Work out the number of lines with "JSON" in them. Reply with that number and no other words.
--------------------------------
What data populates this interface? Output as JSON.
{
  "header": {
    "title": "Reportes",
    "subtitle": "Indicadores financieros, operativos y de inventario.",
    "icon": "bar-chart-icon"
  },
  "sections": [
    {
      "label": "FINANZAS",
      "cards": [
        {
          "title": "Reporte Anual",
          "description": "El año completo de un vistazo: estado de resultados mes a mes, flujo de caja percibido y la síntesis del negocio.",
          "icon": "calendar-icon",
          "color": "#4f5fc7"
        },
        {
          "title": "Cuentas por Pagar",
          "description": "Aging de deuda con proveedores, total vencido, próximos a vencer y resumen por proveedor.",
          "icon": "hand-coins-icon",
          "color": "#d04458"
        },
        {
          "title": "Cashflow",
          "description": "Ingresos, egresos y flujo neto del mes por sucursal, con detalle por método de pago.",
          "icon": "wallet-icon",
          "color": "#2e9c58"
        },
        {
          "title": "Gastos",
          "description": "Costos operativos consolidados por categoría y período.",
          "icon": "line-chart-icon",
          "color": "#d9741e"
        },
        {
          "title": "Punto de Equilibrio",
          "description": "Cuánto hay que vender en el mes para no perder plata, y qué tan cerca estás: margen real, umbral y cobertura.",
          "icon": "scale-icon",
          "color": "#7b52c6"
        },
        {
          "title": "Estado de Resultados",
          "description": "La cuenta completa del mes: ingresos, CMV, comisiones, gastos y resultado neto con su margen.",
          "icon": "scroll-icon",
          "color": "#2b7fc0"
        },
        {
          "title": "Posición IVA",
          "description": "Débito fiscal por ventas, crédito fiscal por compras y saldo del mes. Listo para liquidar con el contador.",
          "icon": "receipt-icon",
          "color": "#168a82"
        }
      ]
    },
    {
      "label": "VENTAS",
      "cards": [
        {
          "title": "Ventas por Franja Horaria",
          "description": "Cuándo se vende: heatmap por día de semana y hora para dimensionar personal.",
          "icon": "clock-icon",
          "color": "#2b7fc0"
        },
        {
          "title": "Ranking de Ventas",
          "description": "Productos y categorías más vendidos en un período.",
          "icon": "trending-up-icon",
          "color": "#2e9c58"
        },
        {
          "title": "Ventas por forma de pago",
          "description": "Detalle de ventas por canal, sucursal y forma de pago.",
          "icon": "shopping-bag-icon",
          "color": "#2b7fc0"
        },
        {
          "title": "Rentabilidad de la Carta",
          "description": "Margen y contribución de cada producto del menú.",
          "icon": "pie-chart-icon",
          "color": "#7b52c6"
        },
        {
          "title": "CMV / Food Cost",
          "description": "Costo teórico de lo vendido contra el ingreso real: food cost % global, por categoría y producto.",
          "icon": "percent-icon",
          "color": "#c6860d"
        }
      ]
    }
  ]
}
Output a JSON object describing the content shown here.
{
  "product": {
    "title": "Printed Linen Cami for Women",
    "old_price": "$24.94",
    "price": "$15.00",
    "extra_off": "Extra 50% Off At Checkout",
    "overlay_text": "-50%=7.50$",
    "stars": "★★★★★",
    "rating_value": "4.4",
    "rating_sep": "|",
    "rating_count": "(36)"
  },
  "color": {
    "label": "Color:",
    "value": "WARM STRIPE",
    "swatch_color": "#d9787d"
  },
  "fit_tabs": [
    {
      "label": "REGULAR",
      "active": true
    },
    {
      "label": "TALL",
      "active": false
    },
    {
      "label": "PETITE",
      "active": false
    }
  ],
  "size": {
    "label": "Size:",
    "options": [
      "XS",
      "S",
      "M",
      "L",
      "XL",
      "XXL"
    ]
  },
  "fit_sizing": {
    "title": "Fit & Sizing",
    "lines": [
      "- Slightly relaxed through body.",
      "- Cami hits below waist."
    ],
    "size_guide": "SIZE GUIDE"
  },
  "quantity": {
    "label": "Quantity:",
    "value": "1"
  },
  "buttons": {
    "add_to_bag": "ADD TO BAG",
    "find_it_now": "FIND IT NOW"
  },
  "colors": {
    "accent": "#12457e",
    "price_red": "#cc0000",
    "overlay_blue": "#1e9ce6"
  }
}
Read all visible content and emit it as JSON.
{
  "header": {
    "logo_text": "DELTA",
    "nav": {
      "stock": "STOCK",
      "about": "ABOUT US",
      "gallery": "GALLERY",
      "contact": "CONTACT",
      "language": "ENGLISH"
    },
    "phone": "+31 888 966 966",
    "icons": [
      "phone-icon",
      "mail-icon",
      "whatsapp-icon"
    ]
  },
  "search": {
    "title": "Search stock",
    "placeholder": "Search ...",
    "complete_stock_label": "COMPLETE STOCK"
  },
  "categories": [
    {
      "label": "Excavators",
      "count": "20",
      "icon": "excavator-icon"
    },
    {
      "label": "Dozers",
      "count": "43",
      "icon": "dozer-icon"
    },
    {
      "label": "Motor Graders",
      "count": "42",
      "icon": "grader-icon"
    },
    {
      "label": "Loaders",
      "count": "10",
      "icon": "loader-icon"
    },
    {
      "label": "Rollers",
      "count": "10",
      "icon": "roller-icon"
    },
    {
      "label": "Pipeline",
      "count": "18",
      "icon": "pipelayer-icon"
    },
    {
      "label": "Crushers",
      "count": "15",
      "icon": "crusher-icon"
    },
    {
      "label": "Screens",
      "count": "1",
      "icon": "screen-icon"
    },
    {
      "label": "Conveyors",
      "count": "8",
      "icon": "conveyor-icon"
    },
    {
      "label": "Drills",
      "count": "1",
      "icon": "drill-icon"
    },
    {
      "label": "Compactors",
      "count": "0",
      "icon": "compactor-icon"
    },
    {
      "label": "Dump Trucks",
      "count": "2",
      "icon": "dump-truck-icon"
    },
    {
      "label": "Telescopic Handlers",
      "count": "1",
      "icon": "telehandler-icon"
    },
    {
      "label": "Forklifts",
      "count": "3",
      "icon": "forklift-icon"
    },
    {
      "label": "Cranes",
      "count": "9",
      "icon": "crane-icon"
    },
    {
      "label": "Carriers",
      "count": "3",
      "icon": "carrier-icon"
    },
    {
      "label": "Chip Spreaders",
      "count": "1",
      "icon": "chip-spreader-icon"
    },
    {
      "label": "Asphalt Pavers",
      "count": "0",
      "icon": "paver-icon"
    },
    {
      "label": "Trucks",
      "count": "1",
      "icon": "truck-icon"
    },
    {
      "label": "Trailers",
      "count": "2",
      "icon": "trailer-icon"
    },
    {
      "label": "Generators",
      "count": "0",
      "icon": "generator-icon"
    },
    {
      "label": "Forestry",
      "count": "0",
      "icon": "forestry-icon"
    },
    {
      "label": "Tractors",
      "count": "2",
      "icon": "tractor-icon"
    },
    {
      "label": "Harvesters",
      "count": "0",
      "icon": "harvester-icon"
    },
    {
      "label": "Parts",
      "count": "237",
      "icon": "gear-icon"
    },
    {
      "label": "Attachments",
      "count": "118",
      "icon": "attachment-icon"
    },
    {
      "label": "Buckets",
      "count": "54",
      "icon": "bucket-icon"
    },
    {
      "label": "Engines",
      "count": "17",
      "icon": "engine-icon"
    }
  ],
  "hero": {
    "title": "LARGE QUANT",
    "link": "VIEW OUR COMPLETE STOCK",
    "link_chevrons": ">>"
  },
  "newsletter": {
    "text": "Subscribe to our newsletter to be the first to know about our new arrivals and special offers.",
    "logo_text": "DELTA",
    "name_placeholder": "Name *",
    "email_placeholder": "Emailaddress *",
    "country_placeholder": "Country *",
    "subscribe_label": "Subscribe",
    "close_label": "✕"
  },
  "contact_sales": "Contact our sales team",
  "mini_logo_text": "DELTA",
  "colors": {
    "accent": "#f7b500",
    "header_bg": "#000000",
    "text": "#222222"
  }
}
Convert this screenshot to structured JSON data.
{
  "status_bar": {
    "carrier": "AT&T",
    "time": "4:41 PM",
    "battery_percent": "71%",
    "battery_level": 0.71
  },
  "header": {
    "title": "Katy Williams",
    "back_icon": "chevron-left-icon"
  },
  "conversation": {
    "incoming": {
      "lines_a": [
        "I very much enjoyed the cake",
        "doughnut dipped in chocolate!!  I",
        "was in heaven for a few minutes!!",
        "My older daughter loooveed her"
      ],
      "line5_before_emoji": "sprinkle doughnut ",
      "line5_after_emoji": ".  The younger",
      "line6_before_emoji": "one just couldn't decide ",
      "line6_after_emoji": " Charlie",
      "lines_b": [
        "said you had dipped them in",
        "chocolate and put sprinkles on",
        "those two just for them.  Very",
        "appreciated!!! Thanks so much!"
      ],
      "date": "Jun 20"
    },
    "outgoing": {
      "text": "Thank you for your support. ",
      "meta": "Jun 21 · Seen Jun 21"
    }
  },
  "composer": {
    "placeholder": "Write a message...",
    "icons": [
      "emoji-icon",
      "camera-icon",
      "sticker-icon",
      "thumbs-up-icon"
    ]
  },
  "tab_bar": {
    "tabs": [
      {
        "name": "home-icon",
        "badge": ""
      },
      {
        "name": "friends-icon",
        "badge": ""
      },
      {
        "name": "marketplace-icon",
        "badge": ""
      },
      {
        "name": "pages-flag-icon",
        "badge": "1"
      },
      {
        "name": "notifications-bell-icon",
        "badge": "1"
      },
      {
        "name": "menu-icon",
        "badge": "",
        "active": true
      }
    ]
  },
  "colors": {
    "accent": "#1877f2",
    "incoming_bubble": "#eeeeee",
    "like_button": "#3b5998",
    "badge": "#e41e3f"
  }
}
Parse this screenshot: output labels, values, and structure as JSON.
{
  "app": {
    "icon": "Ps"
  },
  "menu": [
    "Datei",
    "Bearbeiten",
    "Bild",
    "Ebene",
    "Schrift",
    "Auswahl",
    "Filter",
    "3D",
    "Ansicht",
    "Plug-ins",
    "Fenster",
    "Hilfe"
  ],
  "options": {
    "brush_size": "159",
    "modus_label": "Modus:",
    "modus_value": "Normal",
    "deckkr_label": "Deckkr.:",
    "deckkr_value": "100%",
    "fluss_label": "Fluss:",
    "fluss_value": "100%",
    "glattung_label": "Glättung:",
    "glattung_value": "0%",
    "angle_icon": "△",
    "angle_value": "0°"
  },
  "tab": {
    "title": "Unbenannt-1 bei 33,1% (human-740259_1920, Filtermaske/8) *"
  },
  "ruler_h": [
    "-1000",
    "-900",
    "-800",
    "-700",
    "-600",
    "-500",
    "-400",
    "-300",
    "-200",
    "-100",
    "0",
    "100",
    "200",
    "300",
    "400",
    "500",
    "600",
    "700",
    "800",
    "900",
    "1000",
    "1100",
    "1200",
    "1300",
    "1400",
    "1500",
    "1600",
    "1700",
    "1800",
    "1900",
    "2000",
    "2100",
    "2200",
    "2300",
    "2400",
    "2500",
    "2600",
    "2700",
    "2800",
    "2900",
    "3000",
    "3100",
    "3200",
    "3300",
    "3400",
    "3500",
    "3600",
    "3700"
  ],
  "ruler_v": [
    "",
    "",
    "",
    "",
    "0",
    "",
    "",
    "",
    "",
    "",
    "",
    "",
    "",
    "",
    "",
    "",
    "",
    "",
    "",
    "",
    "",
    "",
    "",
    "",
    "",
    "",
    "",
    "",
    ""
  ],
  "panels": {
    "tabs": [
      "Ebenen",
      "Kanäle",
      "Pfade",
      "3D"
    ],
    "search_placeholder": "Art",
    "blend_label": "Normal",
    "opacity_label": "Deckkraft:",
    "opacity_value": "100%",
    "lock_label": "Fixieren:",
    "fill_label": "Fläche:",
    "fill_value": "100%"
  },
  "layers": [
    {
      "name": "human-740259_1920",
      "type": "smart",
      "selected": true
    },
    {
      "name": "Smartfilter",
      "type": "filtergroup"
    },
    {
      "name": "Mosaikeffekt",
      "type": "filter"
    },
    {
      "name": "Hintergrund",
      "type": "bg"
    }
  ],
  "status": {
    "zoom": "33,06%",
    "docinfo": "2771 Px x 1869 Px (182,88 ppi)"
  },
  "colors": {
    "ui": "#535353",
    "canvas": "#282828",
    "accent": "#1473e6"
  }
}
--------------------------------
Problem solution> 5